I am trying to find all places in a large and old code base where certain constructors or functions are called. Specifically, these are certain constructors and member functions in the std::string class (that is, basic_string<char>). For example, suppose there is a line of code:

std::string foo(fiddle->faddle(k, 9).snark);

In this example, it is not obvious looking at this that snark may be a char *, which is what I'm interested in.

Attempts To Solve This So Far

I've looked into some of the dump features of gcc, and generated some of them, but I haven't been able to find any that tell me that the given line of code will generate a call to the string constructor taking a const char *. I've also compiled some code with -s to save the generated equivalent assembly code. But this suffers from two things: the function names are "mangled," so it's impossible to know what is being called in C++ terms; and there are no line numbers of any sort, so even finding the equivalent place in the source file would be tough.

[Dataset records]
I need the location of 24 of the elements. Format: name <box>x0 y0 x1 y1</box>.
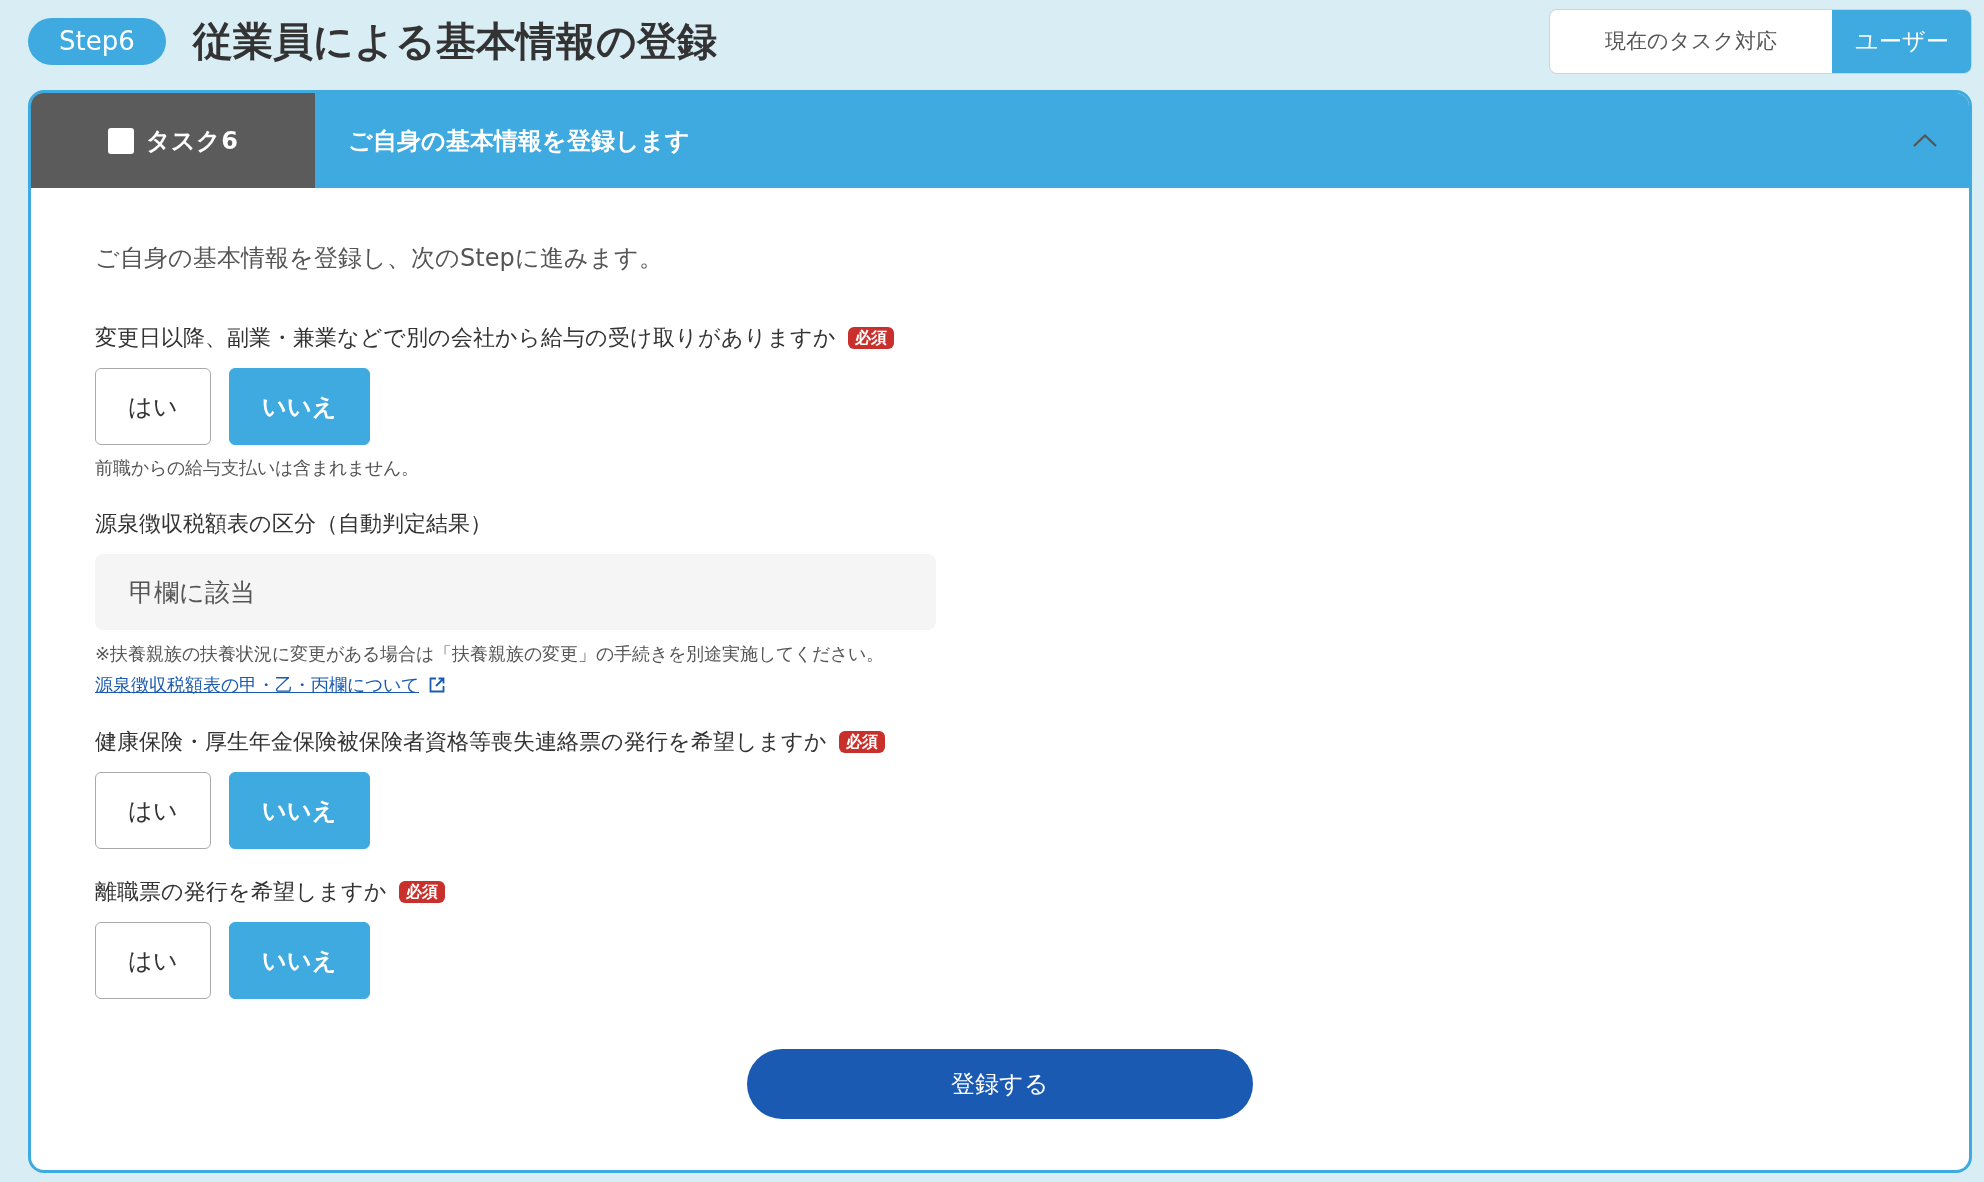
field-label: 源泉徴収税額表の区分（自動判定結果） <box>95 510 493 538</box>
chevron-icon[interactable] <box>1913 134 1937 147</box>
question-label: 健康保険・厚生年金保険被保険者資格等喪失連絡票の発行を希望しますか <box>95 728 827 756</box>
page-title: 従業員による基本情報の登録 <box>192 17 718 66</box>
option-button[interactable]: はい <box>95 368 211 445</box>
task-title: ご自身の基本情報を登録します <box>348 125 691 157</box>
task-owner-label: 現在のタスク対応 <box>1604 28 1778 55</box>
readonly-field: 甲欄に該当 <box>95 554 936 630</box>
intro-text: ご自身の基本情報を登録し、次のStepに進みます。 <box>95 243 664 274</box>
task-number: タスク6 <box>146 125 238 157</box>
hint-text: 前職からの給与支払いは含まれません。 <box>95 456 420 480</box>
help-link[interactable]: 源泉徴収税額表の甲・乙・丙欄について <box>95 671 419 699</box>
required-badge: 必須 <box>848 326 894 349</box>
step-badge: Step6 <box>28 17 166 65</box>
task-owner-value: ユーザー <box>1832 9 1971 73</box>
required-badge: 必須 <box>399 880 445 903</box>
hint-text: ※扶養親族の扶養状況に変更がある場合は「扶養親族の変更」の手続きを別途実施してください。 <box>95 642 886 666</box>
option-button[interactable]: はい <box>95 772 211 849</box>
external-link-icon[interactable] <box>429 677 445 693</box>
required-badge: 必須 <box>839 730 885 753</box>
question-label: 変更日以降、副業・兼業などで別の会社から給与の受け取りがありますか <box>95 324 836 352</box>
submit-button[interactable]: 登録する <box>747 1049 1253 1119</box>
question-label: 離職票の発行を希望しますか <box>95 878 387 906</box>
option-button[interactable]: はい <box>95 922 211 999</box>
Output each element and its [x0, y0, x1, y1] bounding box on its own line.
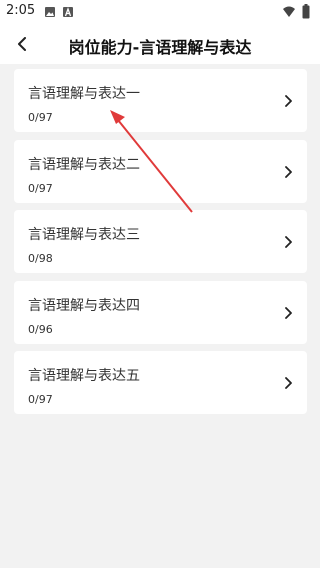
list-item[interactable]: 言语理解与表达五 0/97 [14, 351, 307, 414]
list-item-progress: 0/97 [28, 111, 53, 124]
list-item-progress: 0/96 [28, 323, 53, 336]
chevron-right-icon [285, 307, 292, 319]
a-icon [63, 7, 73, 17]
list-item-title: 言语理解与表达五 [28, 368, 140, 384]
app-bar: 岗位能力-言语理解与表达 [0, 24, 320, 64]
wifi-icon [283, 6, 295, 17]
list-item[interactable]: 言语理解与表达二 0/97 [14, 140, 307, 203]
chevron-right-icon [285, 236, 292, 248]
list-item-progress: 0/97 [28, 393, 53, 406]
list-item[interactable]: 言语理解与表达三 0/98 [14, 210, 307, 273]
chevron-right-icon [285, 377, 292, 389]
list-item-title: 言语理解与表达二 [28, 157, 140, 173]
list-item-title: 言语理解与表达三 [28, 227, 140, 243]
list-item[interactable]: 言语理解与表达一 0/97 [14, 69, 307, 132]
image-icon [45, 7, 55, 17]
chevron-right-icon [285, 95, 292, 107]
list-item-progress: 0/97 [28, 182, 53, 195]
item-list: 言语理解与表达一 0/97 言语理解与表达二 0/97 言语理解与表达三 0/9… [0, 64, 320, 568]
chevron-right-icon [285, 166, 292, 178]
list-item-title: 言语理解与表达一 [28, 86, 140, 102]
battery-icon [302, 4, 310, 19]
page-title: 岗位能力-言语理解与表达 [68, 38, 252, 57]
list-item-title: 言语理解与表达四 [28, 298, 140, 314]
status-time: 2:05 [6, 3, 36, 18]
status-bar: 2:05 [0, 0, 320, 24]
list-item-progress: 0/98 [28, 252, 53, 265]
list-item[interactable]: 言语理解与表达四 0/96 [14, 281, 307, 344]
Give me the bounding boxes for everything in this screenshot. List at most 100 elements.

**PROBLEMS TO SOLVE**
a – Answer these questions about the text on finding std::string calls:
(i) Which class's constructors and member functions does the writer want to locate calls to?
(ii) In the example line of code, what type might snark be?
(iii) What two problems does the writer name with the assembly output saved using -s?
b – From the dataset records, extract every line from the line with "list-item[interactable]: 言语理解与表达五 0/97" to the line with "list-item[interactable]: 言语理解与表达三 0/98", both included, reproducing each one unchanged.

**EXPECTED OUTPUTS**
a –
(i) The std::string class, that is, basic_string<char>.
(ii) A char *.
(iii) The function names are mangled, so it's impossible to tell what is being called in C++ terms, and there are no line numbers of any sort.

b –
list-item[interactable]: 言语理解与表达五 0/97 [14, 351, 307, 414]
list-item-progress: 0/97 [28, 111, 53, 124]
list-item-progress: 0/96 [28, 323, 53, 336]
chevron-right-icon [285, 307, 292, 319]
a-icon [63, 7, 73, 17]
list-item-title: 言语理解与表达五 [28, 368, 140, 384]
app-bar: 岗位能力-言语理解与表达 [0, 24, 320, 64]
wifi-icon [283, 6, 295, 17]
list-item[interactable]: 言语理解与表达二 0/97 [14, 140, 307, 203]
chevron-right-icon [285, 236, 292, 248]
list-item-progress: 0/97 [28, 393, 53, 406]
list-item[interactable]: 言语理解与表达三 0/98 [14, 210, 307, 273]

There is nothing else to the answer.